Records excerpted from a collection

◆ ◆ ◆ ◆ ◆

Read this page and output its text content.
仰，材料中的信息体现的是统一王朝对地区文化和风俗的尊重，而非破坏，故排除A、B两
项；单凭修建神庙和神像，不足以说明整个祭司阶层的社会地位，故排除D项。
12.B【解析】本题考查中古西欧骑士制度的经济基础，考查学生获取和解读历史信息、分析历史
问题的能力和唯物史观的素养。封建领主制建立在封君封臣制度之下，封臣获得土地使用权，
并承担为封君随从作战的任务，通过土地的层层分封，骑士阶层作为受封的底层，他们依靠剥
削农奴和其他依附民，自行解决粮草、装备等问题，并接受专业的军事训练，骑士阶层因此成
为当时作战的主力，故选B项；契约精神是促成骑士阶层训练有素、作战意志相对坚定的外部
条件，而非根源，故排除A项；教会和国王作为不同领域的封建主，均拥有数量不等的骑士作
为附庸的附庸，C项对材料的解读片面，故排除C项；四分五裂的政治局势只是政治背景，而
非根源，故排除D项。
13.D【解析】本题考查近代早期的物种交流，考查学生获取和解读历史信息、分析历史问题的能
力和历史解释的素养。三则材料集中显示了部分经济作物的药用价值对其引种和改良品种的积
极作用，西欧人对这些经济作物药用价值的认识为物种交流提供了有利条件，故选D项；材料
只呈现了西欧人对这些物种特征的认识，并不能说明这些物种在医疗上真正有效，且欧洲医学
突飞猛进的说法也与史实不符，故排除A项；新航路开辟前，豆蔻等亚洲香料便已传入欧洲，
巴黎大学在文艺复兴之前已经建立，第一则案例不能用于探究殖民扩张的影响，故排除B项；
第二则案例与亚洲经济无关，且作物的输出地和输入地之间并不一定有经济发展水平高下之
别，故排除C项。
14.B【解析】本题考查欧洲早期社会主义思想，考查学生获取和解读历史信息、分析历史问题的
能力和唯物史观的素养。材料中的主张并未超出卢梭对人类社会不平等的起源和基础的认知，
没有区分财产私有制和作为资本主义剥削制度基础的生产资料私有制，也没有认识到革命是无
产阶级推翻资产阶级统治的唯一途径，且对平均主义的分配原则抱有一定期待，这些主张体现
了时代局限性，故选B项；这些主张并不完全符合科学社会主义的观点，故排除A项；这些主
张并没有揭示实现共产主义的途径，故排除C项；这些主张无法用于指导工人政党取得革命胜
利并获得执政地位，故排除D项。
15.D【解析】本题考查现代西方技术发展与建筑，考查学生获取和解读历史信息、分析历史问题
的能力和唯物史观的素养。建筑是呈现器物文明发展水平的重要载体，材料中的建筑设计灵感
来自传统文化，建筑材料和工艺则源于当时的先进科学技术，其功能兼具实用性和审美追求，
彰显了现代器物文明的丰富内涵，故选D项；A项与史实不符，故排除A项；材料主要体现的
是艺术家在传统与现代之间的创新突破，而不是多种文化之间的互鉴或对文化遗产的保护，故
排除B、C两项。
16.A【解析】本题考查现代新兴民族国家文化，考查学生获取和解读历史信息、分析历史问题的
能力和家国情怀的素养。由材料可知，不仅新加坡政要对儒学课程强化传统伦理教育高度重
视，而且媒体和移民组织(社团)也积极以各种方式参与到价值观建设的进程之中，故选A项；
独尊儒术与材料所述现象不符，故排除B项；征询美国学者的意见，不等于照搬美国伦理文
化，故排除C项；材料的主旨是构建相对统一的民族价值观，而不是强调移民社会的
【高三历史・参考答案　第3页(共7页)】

◆ ◆ ◆ ◆ ◆

Every line in the data above that contains "故排除D项" needs to be copied.

项；单凭修建神庙和神像，不足以说明整个祭司阶层的社会地位，故排除D项。
非根源，故排除D项。
利并获得执政地位，故排除D项。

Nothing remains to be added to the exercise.